> PROBLEM STATEMENT
Work out how many lines of the material below mention the word "powinny"; reply with the number only.

> RECORDS PROVIDED
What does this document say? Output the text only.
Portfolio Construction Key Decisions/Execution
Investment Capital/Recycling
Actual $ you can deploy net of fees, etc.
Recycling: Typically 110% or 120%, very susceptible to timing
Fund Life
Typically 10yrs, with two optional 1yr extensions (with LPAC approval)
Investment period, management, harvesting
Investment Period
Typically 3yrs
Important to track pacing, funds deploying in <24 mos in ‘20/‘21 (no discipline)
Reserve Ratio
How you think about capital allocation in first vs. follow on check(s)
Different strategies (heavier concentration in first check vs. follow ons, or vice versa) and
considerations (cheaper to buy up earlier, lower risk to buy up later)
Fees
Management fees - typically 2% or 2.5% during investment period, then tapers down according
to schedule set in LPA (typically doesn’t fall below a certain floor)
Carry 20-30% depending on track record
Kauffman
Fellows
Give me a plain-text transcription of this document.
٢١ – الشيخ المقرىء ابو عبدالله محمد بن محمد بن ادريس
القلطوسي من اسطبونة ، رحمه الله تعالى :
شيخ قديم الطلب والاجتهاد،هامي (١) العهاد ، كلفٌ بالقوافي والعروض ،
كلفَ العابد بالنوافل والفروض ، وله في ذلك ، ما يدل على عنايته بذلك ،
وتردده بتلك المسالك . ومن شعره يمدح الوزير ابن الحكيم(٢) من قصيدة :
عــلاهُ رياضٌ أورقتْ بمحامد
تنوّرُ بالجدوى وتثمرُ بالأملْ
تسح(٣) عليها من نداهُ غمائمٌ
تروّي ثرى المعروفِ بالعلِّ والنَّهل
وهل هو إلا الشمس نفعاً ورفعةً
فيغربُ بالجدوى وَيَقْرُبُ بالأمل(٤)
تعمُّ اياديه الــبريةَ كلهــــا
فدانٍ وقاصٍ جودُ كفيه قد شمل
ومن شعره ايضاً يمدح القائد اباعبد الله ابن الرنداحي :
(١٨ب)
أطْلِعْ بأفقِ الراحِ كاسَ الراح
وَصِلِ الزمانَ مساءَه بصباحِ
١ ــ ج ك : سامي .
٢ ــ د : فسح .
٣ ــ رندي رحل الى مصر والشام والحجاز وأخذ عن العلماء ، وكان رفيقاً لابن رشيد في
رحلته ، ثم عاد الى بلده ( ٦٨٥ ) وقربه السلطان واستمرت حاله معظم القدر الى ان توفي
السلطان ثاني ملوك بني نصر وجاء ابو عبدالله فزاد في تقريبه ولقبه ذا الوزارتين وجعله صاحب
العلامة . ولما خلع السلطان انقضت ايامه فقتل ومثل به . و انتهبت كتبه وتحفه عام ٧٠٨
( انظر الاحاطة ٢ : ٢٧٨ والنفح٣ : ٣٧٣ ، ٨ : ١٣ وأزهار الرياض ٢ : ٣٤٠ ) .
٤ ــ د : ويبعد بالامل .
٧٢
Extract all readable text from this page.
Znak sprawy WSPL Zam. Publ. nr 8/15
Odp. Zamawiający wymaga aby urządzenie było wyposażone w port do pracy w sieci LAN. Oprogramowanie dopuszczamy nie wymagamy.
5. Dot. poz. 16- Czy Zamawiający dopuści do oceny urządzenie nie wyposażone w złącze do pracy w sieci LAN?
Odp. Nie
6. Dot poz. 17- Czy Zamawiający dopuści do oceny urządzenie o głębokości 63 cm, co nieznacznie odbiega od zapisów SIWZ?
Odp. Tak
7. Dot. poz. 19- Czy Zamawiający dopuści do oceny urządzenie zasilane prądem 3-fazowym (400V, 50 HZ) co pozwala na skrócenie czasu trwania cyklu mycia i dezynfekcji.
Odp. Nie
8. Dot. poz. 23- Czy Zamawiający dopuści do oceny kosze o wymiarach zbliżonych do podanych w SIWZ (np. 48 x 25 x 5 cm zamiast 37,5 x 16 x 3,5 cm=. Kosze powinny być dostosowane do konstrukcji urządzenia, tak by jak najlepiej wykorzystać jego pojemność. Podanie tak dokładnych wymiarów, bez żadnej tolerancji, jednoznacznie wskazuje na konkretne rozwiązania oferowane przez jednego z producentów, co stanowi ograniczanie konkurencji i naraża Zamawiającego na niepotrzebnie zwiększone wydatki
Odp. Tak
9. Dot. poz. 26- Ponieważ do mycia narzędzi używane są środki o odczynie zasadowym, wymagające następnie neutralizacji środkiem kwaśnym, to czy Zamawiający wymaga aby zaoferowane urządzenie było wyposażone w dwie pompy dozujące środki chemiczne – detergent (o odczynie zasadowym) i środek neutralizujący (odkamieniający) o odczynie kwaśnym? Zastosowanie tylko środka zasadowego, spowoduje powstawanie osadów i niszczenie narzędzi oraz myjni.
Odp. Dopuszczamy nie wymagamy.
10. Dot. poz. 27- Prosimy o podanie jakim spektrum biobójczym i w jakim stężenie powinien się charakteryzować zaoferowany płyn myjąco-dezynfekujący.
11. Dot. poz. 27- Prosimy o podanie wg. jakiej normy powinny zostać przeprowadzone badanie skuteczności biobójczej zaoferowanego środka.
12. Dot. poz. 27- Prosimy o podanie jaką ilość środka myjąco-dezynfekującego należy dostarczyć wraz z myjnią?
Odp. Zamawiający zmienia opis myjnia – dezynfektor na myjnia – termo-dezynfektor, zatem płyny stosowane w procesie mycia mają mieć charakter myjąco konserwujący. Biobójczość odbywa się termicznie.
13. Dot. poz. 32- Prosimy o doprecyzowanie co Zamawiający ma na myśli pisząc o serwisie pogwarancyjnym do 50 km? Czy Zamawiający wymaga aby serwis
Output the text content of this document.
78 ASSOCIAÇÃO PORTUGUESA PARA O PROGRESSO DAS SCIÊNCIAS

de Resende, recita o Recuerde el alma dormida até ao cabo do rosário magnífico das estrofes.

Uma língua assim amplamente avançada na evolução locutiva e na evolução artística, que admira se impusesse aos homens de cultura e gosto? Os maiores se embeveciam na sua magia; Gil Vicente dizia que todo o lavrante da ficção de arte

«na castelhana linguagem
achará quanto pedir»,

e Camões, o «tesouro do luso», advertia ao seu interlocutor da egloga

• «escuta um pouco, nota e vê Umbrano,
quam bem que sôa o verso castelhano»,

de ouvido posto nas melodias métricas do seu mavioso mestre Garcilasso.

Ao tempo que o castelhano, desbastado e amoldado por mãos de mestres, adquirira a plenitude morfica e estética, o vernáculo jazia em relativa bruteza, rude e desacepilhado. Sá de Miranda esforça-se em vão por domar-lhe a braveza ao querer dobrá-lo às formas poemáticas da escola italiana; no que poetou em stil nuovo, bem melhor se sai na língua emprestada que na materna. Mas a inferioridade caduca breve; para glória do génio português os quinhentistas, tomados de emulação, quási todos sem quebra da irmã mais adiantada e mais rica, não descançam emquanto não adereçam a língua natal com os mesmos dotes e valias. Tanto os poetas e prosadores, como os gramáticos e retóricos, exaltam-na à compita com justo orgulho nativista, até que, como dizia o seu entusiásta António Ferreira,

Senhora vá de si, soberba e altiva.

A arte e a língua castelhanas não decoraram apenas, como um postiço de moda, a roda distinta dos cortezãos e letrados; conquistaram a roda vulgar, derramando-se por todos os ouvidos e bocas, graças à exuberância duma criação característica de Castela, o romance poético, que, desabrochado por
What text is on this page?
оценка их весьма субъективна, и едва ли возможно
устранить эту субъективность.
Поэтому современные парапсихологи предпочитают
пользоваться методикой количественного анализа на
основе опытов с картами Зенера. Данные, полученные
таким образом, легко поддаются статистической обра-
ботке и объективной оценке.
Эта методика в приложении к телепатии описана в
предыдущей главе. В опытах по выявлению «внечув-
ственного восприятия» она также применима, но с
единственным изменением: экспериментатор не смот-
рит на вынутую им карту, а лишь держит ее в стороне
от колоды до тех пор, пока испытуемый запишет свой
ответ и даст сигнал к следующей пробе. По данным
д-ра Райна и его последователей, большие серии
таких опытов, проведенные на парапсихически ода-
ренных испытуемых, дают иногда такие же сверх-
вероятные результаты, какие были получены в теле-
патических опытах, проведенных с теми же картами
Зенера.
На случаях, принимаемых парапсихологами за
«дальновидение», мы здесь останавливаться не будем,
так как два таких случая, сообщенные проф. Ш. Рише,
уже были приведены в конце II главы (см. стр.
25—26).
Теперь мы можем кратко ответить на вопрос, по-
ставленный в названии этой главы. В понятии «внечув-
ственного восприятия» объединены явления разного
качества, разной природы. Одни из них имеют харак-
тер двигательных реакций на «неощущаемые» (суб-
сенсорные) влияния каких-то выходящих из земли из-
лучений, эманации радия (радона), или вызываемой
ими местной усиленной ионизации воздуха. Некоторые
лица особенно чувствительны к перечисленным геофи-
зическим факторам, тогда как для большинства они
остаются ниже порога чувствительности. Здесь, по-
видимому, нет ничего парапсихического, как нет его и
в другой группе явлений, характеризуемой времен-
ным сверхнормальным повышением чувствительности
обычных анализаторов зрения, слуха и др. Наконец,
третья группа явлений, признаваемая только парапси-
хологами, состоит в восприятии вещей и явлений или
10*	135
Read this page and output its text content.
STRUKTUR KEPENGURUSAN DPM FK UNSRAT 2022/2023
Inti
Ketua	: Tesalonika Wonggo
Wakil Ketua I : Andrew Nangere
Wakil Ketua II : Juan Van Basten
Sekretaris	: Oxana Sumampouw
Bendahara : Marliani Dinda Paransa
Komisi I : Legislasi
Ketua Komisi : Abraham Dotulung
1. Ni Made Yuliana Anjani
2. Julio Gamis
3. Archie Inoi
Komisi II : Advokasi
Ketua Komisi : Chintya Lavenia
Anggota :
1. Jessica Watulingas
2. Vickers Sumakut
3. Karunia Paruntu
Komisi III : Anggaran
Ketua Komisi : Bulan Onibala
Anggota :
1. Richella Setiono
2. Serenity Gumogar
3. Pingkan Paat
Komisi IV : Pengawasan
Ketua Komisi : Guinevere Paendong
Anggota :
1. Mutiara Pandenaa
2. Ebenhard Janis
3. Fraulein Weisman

> THE RESPONSE
2